Судебная петля. Секретная история политических процессов на Западе
Шрифт:
Калиостро утверждал, будто он родился через 200 лет после всемирного потопа, был хорошо знаком с библейским пророком Моисеем, участвовал в оргиях древнеримских императоров Нерона и Гелиогабала, во взятии Иерусалима крестоносцами в XI в., словом, был очевидцем всех выдающихся событий всех столетий.
Великий маг составил новую тайную ложу, участниками которой могли быть лица с доходом не менее 500 тыс. ливров в год. Он обещал довольно заманчивый подарок — продлить их жизнь до 5557 лет с перевоплощением через каждые полстолетия.
Конечно, достижение этого возраста было поставлено в зависимость от многих условий, так что граф мог не очень беспокоиться о выполнении своего обещания. Число членов ложи было строго ограничено — 13, но в нее стремились попасть сотни людей.
Калиостро не только обладал «философским камнем», который давал ему бессмертие. Человеку со столь долгим жизненным опытом было бы, конечно, странно не
Кардинал Роган, как это ни зазорно было для высокого сановника церкви, целиком подпал под обаяние Калиостро и не скупился на средства для продолжения его алхимических опытов. Одного лишь, как оказалось, не могла обеспечить Рогану даже магическая сила графа — вернуть ему прежнее положение и влияние при дворе.

————————

Продолжите отрывок о Калиостро и кардинале Рогане, начиная сразу после его последнего предложения. Строки здесь ни при чем.

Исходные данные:
————————

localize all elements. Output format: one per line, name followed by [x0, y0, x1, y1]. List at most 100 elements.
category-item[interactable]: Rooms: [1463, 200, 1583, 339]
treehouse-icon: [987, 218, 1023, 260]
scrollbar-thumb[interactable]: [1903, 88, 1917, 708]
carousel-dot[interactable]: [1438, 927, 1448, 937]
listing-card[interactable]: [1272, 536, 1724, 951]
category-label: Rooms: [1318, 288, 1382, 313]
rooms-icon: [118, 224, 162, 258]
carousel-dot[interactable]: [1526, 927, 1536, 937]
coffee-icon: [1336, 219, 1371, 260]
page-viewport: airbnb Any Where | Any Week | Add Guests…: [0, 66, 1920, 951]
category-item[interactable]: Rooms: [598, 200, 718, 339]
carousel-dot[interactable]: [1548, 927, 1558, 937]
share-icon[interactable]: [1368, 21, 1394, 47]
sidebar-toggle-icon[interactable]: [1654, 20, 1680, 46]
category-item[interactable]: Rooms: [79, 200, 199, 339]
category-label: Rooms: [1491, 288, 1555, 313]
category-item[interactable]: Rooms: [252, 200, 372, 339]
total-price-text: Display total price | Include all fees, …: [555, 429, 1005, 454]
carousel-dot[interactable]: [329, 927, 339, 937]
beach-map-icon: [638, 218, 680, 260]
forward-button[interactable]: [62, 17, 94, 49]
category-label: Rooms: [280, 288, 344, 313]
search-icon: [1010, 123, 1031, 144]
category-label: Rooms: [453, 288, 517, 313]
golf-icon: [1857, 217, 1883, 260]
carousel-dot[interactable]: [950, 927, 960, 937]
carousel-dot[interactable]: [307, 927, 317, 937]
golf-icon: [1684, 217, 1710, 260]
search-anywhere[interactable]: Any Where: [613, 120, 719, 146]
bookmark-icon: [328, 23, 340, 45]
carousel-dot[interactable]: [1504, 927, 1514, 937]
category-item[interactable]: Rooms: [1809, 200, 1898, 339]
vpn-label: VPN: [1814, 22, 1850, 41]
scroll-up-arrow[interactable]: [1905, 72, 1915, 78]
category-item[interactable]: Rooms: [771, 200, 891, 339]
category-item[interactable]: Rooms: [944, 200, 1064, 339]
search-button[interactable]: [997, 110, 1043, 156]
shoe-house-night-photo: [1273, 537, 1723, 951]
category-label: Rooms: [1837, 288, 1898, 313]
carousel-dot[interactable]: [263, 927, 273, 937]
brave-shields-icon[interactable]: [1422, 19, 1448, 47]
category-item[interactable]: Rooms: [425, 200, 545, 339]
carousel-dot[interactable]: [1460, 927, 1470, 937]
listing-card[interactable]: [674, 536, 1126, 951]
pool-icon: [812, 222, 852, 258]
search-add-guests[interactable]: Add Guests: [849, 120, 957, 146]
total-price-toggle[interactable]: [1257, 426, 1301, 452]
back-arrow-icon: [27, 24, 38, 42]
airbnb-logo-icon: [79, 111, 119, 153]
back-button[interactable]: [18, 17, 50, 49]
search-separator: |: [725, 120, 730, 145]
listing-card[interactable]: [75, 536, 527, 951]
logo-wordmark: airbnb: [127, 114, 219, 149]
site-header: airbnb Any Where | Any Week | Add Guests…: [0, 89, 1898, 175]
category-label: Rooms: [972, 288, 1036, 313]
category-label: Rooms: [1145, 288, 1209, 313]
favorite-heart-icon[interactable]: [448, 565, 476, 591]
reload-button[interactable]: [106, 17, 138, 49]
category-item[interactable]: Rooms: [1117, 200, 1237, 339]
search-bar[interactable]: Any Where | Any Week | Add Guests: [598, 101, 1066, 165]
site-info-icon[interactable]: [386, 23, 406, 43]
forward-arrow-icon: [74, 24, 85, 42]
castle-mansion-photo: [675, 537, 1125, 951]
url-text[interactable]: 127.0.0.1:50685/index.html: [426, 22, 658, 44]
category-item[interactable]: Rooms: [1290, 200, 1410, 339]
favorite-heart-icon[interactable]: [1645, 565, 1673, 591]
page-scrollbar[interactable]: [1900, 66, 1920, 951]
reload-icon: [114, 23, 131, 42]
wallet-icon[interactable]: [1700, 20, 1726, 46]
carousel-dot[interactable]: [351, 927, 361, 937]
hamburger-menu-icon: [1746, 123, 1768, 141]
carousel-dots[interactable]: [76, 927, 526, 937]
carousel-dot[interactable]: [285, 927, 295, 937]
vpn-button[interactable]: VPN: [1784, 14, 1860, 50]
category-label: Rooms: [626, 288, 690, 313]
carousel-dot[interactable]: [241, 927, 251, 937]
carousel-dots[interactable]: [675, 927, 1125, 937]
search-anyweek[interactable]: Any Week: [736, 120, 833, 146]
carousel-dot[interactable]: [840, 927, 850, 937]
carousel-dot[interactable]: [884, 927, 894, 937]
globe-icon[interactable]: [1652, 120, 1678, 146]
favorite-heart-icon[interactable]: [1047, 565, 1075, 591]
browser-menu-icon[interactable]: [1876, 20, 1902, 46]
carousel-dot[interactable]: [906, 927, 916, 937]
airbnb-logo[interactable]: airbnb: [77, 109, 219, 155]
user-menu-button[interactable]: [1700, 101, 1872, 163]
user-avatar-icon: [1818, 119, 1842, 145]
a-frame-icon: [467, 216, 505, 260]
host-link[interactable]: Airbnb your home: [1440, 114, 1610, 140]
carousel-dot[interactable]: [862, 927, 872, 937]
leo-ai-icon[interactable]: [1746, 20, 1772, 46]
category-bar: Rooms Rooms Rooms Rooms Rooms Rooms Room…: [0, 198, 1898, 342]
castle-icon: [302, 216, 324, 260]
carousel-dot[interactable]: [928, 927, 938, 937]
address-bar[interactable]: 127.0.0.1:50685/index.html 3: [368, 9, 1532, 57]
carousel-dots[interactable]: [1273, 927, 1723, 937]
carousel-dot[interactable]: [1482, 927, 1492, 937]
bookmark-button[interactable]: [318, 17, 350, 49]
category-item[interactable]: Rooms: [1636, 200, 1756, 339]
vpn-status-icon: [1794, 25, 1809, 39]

————————

Результат
В первые годы царствования Людовика XVI Роган был французским послом в Вене. Австрийской императрице Марии-Терезии не понравился француз, чуть ли не ежедневно устраивавший шумные охоты и пиры, отличавшийся в стрелковых состязаниях и вообще явно не принимавший всерьез свой духовный сан. Чопорную императрицу шокировали ироническая вежливость и высокомерная почтительность кардинала, так не вяжущиеся с чинными и в то же время раболепными манерами ее придворных. Эту антипатию к кардиналу Мария-Терезия сумела передать и своей дочери — жене Людовика XVI Марии-Антуанетте. Когда же Марии-Терезии стало известно об очень непочтительных выражениях по ее адресу, которые содержались в одном письме Рогана, отправленном в Париж, она потребовала отозвать французского посла. В Париже Роган был принят королем, но всесильная Мария-Антуанетта отказалась его видеть. Кардинал, в своих мечтах уже видевший себя первым министром Франции, впал в совершенную немилость. Несмотря на все усилия Рогана и его слезные мольбы, излагаемые в письмах к королеве, которые валялись непрочтенными, доступ кардиналу ко двору оставался закрытым.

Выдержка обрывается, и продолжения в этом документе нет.